• [YOUR GOAL] Give only the number of lines in the listing below where the string "RELEASE" occurs.

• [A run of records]

━━━━━━━━━━━━━━━━━━━━

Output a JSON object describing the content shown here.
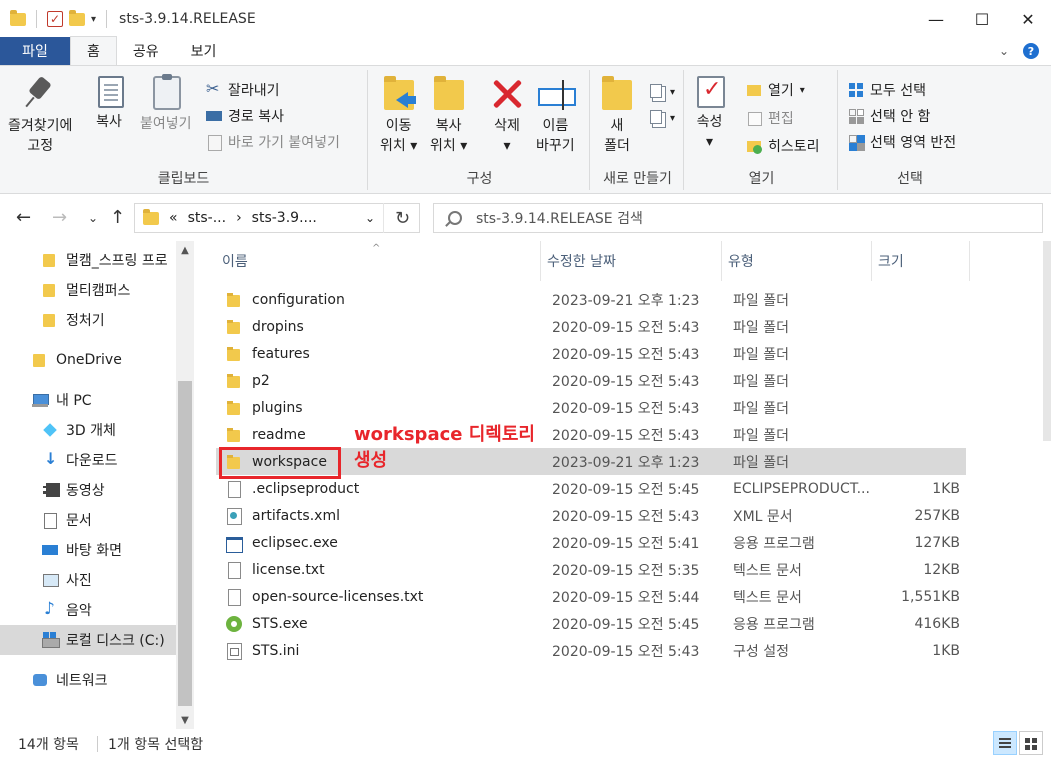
{
  "window": {
    "title": "sts-3.9.14.RELEASE"
  },
  "ribbon_tabs": [
    "파일",
    "홈",
    "공유",
    "보기"
  ],
  "ribbon": {
    "clipboard": {
      "label": "클립보드",
      "pin": "즐겨찾기에\n고정",
      "pin_line1": "즐겨찾기에",
      "pin_line2": "고정",
      "copy": "복사",
      "paste": "붙여넣기",
      "cut": "잘라내기",
      "copy_path": "경로 복사",
      "paste_shortcut": "바로 가기 붙여넣기"
    },
    "organize": {
      "label": "구성",
      "move_line1": "이동",
      "move_line2": "위치",
      "copy_line1": "복사",
      "copy_line2": "위치",
      "delete": "삭제",
      "rename_line1": "이름",
      "rename_line2": "바꾸기"
    },
    "new": {
      "label": "새로 만들기",
      "new_folder_line1": "새",
      "new_folder_line2": "폴더"
    },
    "open": {
      "label": "열기",
      "properties": "속성",
      "open": "열기",
      "edit": "편집",
      "history": "히스토리"
    },
    "select": {
      "label": "선택",
      "select_all": "모두 선택",
      "select_none": "선택 안 함",
      "invert": "선택 영역 반전"
    }
  },
  "address": {
    "crumb_overflow": "«",
    "crumb1": "sts-...",
    "crumb2": "sts-3.9....",
    "search_placeholder": "sts-3.9.14.RELEASE 검색"
  },
  "nav": [
    {
      "label": "멀캠_스프링 프로",
      "icon": "folder-icon"
    },
    {
      "label": "멀티캠퍼스",
      "icon": "folder-icon"
    },
    {
      "label": "정처기",
      "icon": "folder-icon"
    },
    {
      "label": "OneDrive",
      "icon": "onedrive-icon"
    },
    {
      "label": "내 PC",
      "icon": "pc-icon"
    },
    {
      "label": "3D 개체",
      "icon": "3d-objects-icon"
    },
    {
      "label": "다운로드",
      "icon": "downloads-icon"
    },
    {
      "label": "동영상",
      "icon": "videos-icon"
    },
    {
      "label": "문서",
      "icon": "documents-icon"
    },
    {
      "label": "바탕 화면",
      "icon": "desktop-icon"
    },
    {
      "label": "사진",
      "icon": "pictures-icon"
    },
    {
      "label": "음악",
      "icon": "music-icon"
    },
    {
      "label": "로컬 디스크 (C:)",
      "icon": "disk-icon"
    },
    {
      "label": "네트워크",
      "icon": "network-icon"
    }
  ],
  "columns": {
    "name": "이름",
    "date": "수정한 날짜",
    "type": "유형",
    "size": "크기"
  },
  "files": [
    {
      "name": "configuration",
      "date": "2023-09-21 오후 1:23",
      "type": "파일 폴더",
      "size": "",
      "icon": "folder-icon"
    },
    {
      "name": "dropins",
      "date": "2020-09-15 오전 5:43",
      "type": "파일 폴더",
      "size": "",
      "icon": "folder-icon"
    },
    {
      "name": "features",
      "date": "2020-09-15 오전 5:43",
      "type": "파일 폴더",
      "size": "",
      "icon": "folder-icon"
    },
    {
      "name": "p2",
      "date": "2020-09-15 오전 5:43",
      "type": "파일 폴더",
      "size": "",
      "icon": "folder-icon"
    },
    {
      "name": "plugins",
      "date": "2020-09-15 오전 5:43",
      "type": "파일 폴더",
      "size": "",
      "icon": "folder-icon"
    },
    {
      "name": "readme",
      "date": "2020-09-15 오전 5:43",
      "type": "파일 폴더",
      "size": "",
      "icon": "folder-icon"
    },
    {
      "name": "workspace",
      "date": "2023-09-21 오후 1:23",
      "type": "파일 폴더",
      "size": "",
      "icon": "folder-icon"
    },
    {
      "name": ".eclipseproduct",
      "date": "2020-09-15 오전 5:45",
      "type": "ECLIPSEPRODUCT...",
      "size": "1KB",
      "icon": "file-icon"
    },
    {
      "name": "artifacts.xml",
      "date": "2020-09-15 오전 5:43",
      "type": "XML 문서",
      "size": "257KB",
      "icon": "xml-file-icon"
    },
    {
      "name": "eclipsec.exe",
      "date": "2020-09-15 오전 5:41",
      "type": "응용 프로그램",
      "size": "127KB",
      "icon": "exe-icon"
    },
    {
      "name": "license.txt",
      "date": "2020-09-15 오전 5:35",
      "type": "텍스트 문서",
      "size": "12KB",
      "icon": "file-icon"
    },
    {
      "name": "open-source-licenses.txt",
      "date": "2020-09-15 오전 5:44",
      "type": "텍스트 문서",
      "size": "1,551KB",
      "icon": "file-icon"
    },
    {
      "name": "STS.exe",
      "date": "2020-09-15 오전 5:45",
      "type": "응용 프로그램",
      "size": "416KB",
      "icon": "sts-app-icon"
    },
    {
      "name": "STS.ini",
      "date": "2020-09-15 오전 5:43",
      "type": "구성 설정",
      "size": "1KB",
      "icon": "ini-file-icon"
    }
  ],
  "annotation": {
    "line1": "workspace 디렉토리",
    "line2": "생성",
    "color": "#e8262b"
  },
  "status": {
    "item_count": "14개 항목",
    "selected": "1개 항목 선택함"
  },
  "colors": {
    "file_tab": "#2b579a",
    "nav_selected": "#cce8ff",
    "row_selected": "#d9d9d9",
    "folder": "#f2c94c"
  }
}
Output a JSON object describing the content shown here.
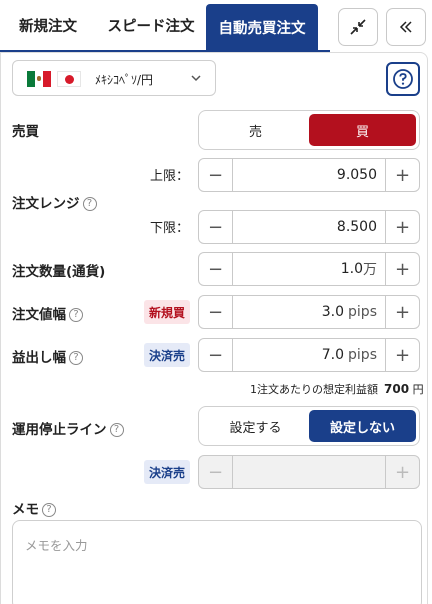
{
  "tabs": [
    {
      "label": "新規注文"
    },
    {
      "label": "スピード注文"
    },
    {
      "label": "自動売買注文"
    }
  ],
  "colors": {
    "accent": "#1a3f8a",
    "sell": "#b3101e"
  },
  "icons": {
    "collapse": "compress-arrows-icon",
    "back": "chevron-double-left-icon",
    "help": "question-circle-icon"
  },
  "pair": {
    "label": "ﾒｷｼｺﾍﾟｿ/円"
  },
  "trade": {
    "label": "売買",
    "options": [
      "売",
      "買"
    ],
    "selected": "買"
  },
  "range": {
    "label": "注文レンジ",
    "upper_label": "上限：",
    "upper_value": "9.050",
    "lower_label": "下限：",
    "lower_value": "8.500"
  },
  "quantity": {
    "label": "注文数量(通貨)",
    "value": "1.0",
    "unit": "万"
  },
  "width": {
    "label": "注文値幅",
    "badge": "新規買",
    "value": "3.0",
    "unit": "pips"
  },
  "profit_width": {
    "label": "益出し幅",
    "badge": "決済売",
    "value": "7.0",
    "unit": "pips"
  },
  "expected_profit": {
    "label": "1注文あたりの想定利益額",
    "value": "700",
    "unit": "円"
  },
  "stop_line": {
    "label": "運用停止ライン",
    "options": [
      "設定する",
      "設定しない"
    ],
    "selected": "設定しない"
  },
  "stop_settle": {
    "badge": "決済売"
  },
  "stepper_minus": "−",
  "stepper_plus": "+",
  "memo": {
    "label": "メモ",
    "placeholder": "メモを入力"
  }
}
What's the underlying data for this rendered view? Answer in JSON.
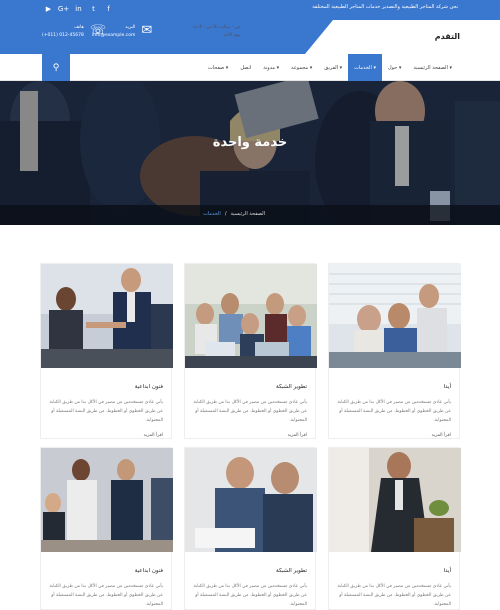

━━━━━━━━━━━━━━━━━━━━

• [FINAL ANSWER] 2